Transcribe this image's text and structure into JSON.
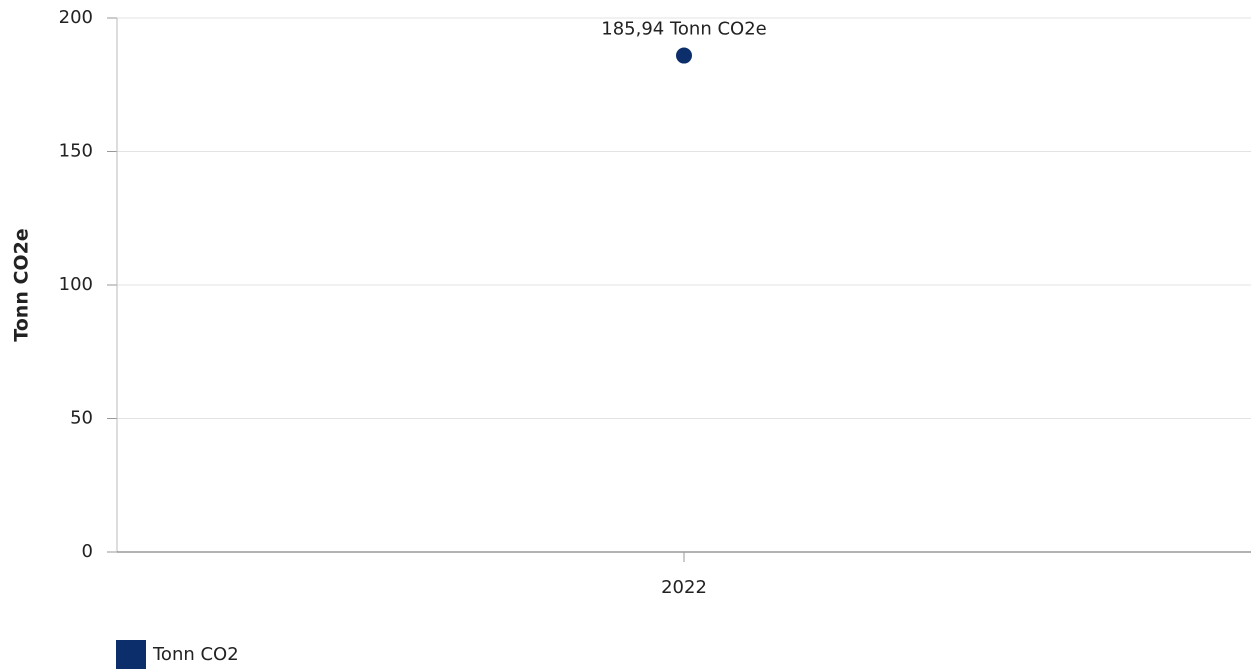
{
  "chart_data": {
    "type": "line",
    "y_label": "Tonn CO2e",
    "categories": [
      "2022"
    ],
    "series": [
      {
        "name": "Tonn CO2",
        "color": "#0c2f6b",
        "values": [
          185.94
        ],
        "value_labels": [
          "185,94 Tonn CO2e"
        ]
      }
    ],
    "ylim": [
      0,
      200
    ],
    "yticks": [
      0,
      50,
      100,
      150,
      200
    ],
    "grid": true,
    "legend": "bottom-left"
  }
}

• Given task
Copy the records exactly. Skip the pictures.

• Output for this exercise
Transcribe this image's text and structure into JSON.
{
  "chart_data": {
    "type": "line",
    "y_label": "Tonn CO2e",
    "categories": [
      "2022"
    ],
    "series": [
      {
        "name": "Tonn CO2",
        "color": "#0c2f6b",
        "values": [
          185.94
        ],
        "value_labels": [
          "185,94 Tonn CO2e"
        ]
      }
    ],
    "ylim": [
      0,
      200
    ],
    "yticks": [
      0,
      50,
      100,
      150,
      200
    ],
    "grid": true,
    "legend": "bottom-left"
  }
}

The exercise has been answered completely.